Stored records
▽

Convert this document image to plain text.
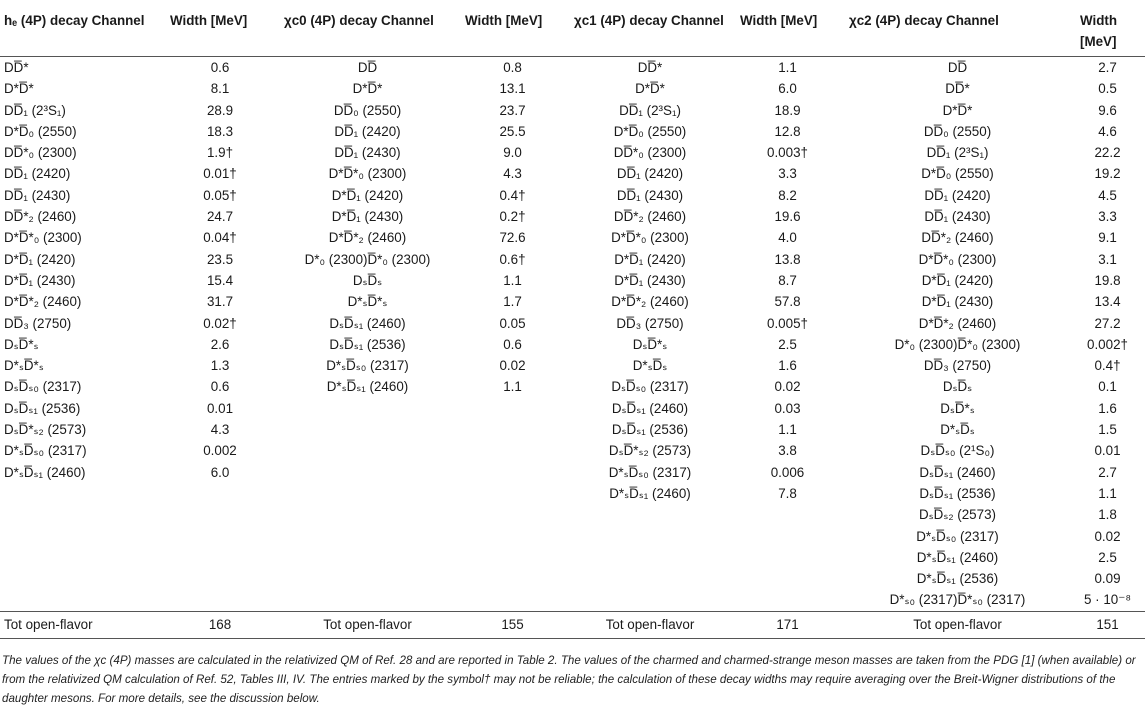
hₑ (4P) decay Channel	Width [MeV]	χc0 (4P) decay Channel	Width [MeV]	χc1 (4P) decay Channel	Width [MeV]	χc2 (4P) decay Channel	Width [MeV]
DD̅*	0.6	DD̅	0.8	DD̅*	1.1	DD̅	2.7
D*D̅*	8.1	D*D̅*	13.1	D*D̅*	6.0	DD̅*	0.5
DD̅₁ (2³S₁)	28.9	DD̅₀ (2550)	23.7	DD̅₁ (2³S₁)	18.9	D*D̅*	9.6
D*D̅₀ (2550)	18.3	DD̅₁ (2420)	25.5	D*D̅₀ (2550)	12.8	DD̅₀ (2550)	4.6
DD̅*₀ (2300)	1.9†	DD̅₁ (2430)	9.0	DD̅*₀ (2300)	0.003†	DD̅₁ (2³S₁)	22.2
DD̅₁ (2420)	0.01†	D*D̅*₀ (2300)	4.3	DD̅₁ (2420)	3.3	D*D̅₀ (2550)	19.2
DD̅₁ (2430)	0.05†	D*D̅₁ (2420)	0.4†	DD̅₁ (2430)	8.2	DD̅₁ (2420)	4.5
DD̅*₂ (2460)	24.7	D*D̅₁ (2430)	0.2†	DD̅*₂ (2460)	19.6	DD̅₁ (2430)	3.3
D*D̅*₀ (2300)	0.04†	D*D̅*₂ (2460)	72.6	D*D̅*₀ (2300)	4.0	DD̅*₂ (2460)	9.1
D*D̅₁ (2420)	23.5	D*₀ (2300)D̅*₀ (2300)	0.6†	D*D̅₁ (2420)	13.8	D*D̅*₀ (2300)	3.1
D*D̅₁ (2430)	15.4	DₛD̅ₛ	1.1	D*D̅₁ (2430)	8.7	D*D̅₁ (2420)	19.8
D*D̅*₂ (2460)	31.7	D*ₛD̅*ₛ	1.7	D*D̅*₂ (2460)	57.8	D*D̅₁ (2430)	13.4
DD̅₃ (2750)	0.02†	DₛD̅ₛ₁ (2460)	0.05	DD̅₃ (2750)	0.005†	D*D̅*₂ (2460)	27.2
DₛD̅*ₛ	2.6	DₛD̅ₛ₁ (2536)	0.6	DₛD̅*ₛ	2.5	D*₀ (2300)D̅*₀ (2300)	0.002†
D*ₛD̅*ₛ	1.3	D*ₛD̅ₛ₀ (2317)	0.02	D*ₛD̅ₛ	1.6	DD̅₃ (2750)	0.4†
DₛD̅ₛ₀ (2317)	0.6	D*ₛD̅ₛ₁ (2460)	1.1	DₛD̅ₛ₀ (2317)	0.02	DₛD̅ₛ	0.1
DₛD̅ₛ₁ (2536)	0.01			DₛD̅ₛ₁ (2460)	0.03	DₛD̅*ₛ	1.6
DₛD̅*ₛ₂ (2573)	4.3			DₛD̅ₛ₁ (2536)	1.1	D*ₛD̅ₛ	1.5
D*ₛD̅ₛ₀ (2317)	0.002			DₛD̅*ₛ₂ (2573)	3.8	DₛD̅ₛ₀ (2¹S₀)	0.01
D*ₛD̅ₛ₁ (2460)	6.0			D*ₛD̅ₛ₀ (2317)	0.006	DₛD̅ₛ₁ (2460)	2.7
				D*ₛD̅ₛ₁ (2460)	7.8	DₛD̅ₛ₁ (2536)	1.1
						DₛD̅ₛ₂ (2573)	1.8
						D*ₛD̅ₛ₀ (2317)	0.02
						D*ₛD̅ₛ₁ (2460)	2.5
						D*ₛD̅ₛ₁ (2536)	0.09
						D*ₛ₀ (2317)D̅*ₛ₀ (2317)	5 · 10⁻⁸
Tot open-flavor	168	Tot open-flavor	155	Tot open-flavor	171	Tot open-flavor	151
The values of the χc (4P) masses are calculated in the relativized QM of Ref. 28 and are reported in Table 2. The values of the charmed and charmed-strange meson masses are taken from the PDG [1] (when available) or from the relativized QM calculation of Ref. 52, Tables III, IV. The entries marked by the symbol† may not be reliable; the calculation of these decay widths may require averaging over the Breit-Wigner distributions of the daughter mesons. For more details, see the discussion below.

△

Exclude the pictures and repeat every other part of the records word for word.

Convert this document image to plain text.
hₑ (4P) decay Channel	Width [MeV]	χc0 (4P) decay Channel	Width [MeV]	χc1 (4P) decay Channel	Width [MeV]	χc2 (4P) decay Channel	Width [MeV]
DD̅*	0.6	DD̅	0.8	DD̅*	1.1	DD̅	2.7
D*D̅*	8.1	D*D̅*	13.1	D*D̅*	6.0	DD̅*	0.5
DD̅₁ (2³S₁)	28.9	DD̅₀ (2550)	23.7	DD̅₁ (2³S₁)	18.9	D*D̅*	9.6
D*D̅₀ (2550)	18.3	DD̅₁ (2420)	25.5	D*D̅₀ (2550)	12.8	DD̅₀ (2550)	4.6
DD̅*₀ (2300)	1.9†	DD̅₁ (2430)	9.0	DD̅*₀ (2300)	0.003†	DD̅₁ (2³S₁)	22.2
DD̅₁ (2420)	0.01†	D*D̅*₀ (2300)	4.3	DD̅₁ (2420)	3.3	D*D̅₀ (2550)	19.2
DD̅₁ (2430)	0.05†	D*D̅₁ (2420)	0.4†	DD̅₁ (2430)	8.2	DD̅₁ (2420)	4.5
DD̅*₂ (2460)	24.7	D*D̅₁ (2430)	0.2†	DD̅*₂ (2460)	19.6	DD̅₁ (2430)	3.3
D*D̅*₀ (2300)	0.04†	D*D̅*₂ (2460)	72.6	D*D̅*₀ (2300)	4.0	DD̅*₂ (2460)	9.1
D*D̅₁ (2420)	23.5	D*₀ (2300)D̅*₀ (2300)	0.6†	D*D̅₁ (2420)	13.8	D*D̅*₀ (2300)	3.1
D*D̅₁ (2430)	15.4	DₛD̅ₛ	1.1	D*D̅₁ (2430)	8.7	D*D̅₁ (2420)	19.8
D*D̅*₂ (2460)	31.7	D*ₛD̅*ₛ	1.7	D*D̅*₂ (2460)	57.8	D*D̅₁ (2430)	13.4
DD̅₃ (2750)	0.02†	DₛD̅ₛ₁ (2460)	0.05	DD̅₃ (2750)	0.005†	D*D̅*₂ (2460)	27.2
DₛD̅*ₛ	2.6	DₛD̅ₛ₁ (2536)	0.6	DₛD̅*ₛ	2.5	D*₀ (2300)D̅*₀ (2300)	0.002†
D*ₛD̅*ₛ	1.3	D*ₛD̅ₛ₀ (2317)	0.02	D*ₛD̅ₛ	1.6	DD̅₃ (2750)	0.4†
DₛD̅ₛ₀ (2317)	0.6	D*ₛD̅ₛ₁ (2460)	1.1	DₛD̅ₛ₀ (2317)	0.02	DₛD̅ₛ	0.1
DₛD̅ₛ₁ (2536)	0.01			DₛD̅ₛ₁ (2460)	0.03	DₛD̅*ₛ	1.6
DₛD̅*ₛ₂ (2573)	4.3			DₛD̅ₛ₁ (2536)	1.1	D*ₛD̅ₛ	1.5
D*ₛD̅ₛ₀ (2317)	0.002			DₛD̅*ₛ₂ (2573)	3.8	DₛD̅ₛ₀ (2¹S₀)	0.01
D*ₛD̅ₛ₁ (2460)	6.0			D*ₛD̅ₛ₀ (2317)	0.006	DₛD̅ₛ₁ (2460)	2.7
				D*ₛD̅ₛ₁ (2460)	7.8	DₛD̅ₛ₁ (2536)	1.1
						DₛD̅ₛ₂ (2573)	1.8
						D*ₛD̅ₛ₀ (2317)	0.02
						D*ₛD̅ₛ₁ (2460)	2.5
						D*ₛD̅ₛ₁ (2536)	0.09
						D*ₛ₀ (2317)D̅*ₛ₀ (2317)	5 · 10⁻⁸
Tot open-flavor	168	Tot open-flavor	155	Tot open-flavor	171	Tot open-flavor	151
The values of the χc (4P) masses are calculated in the relativized QM of Ref. 28 and are reported in Table 2. The values of the charmed and charmed-strange meson masses are taken from the PDG [1] (when available) or from the relativized QM calculation of Ref. 52, Tables III, IV. The entries marked by the symbol† may not be reliable; the calculation of these decay widths may require averaging over the Breit-Wigner distributions of the daughter mesons. For more details, see the discussion below.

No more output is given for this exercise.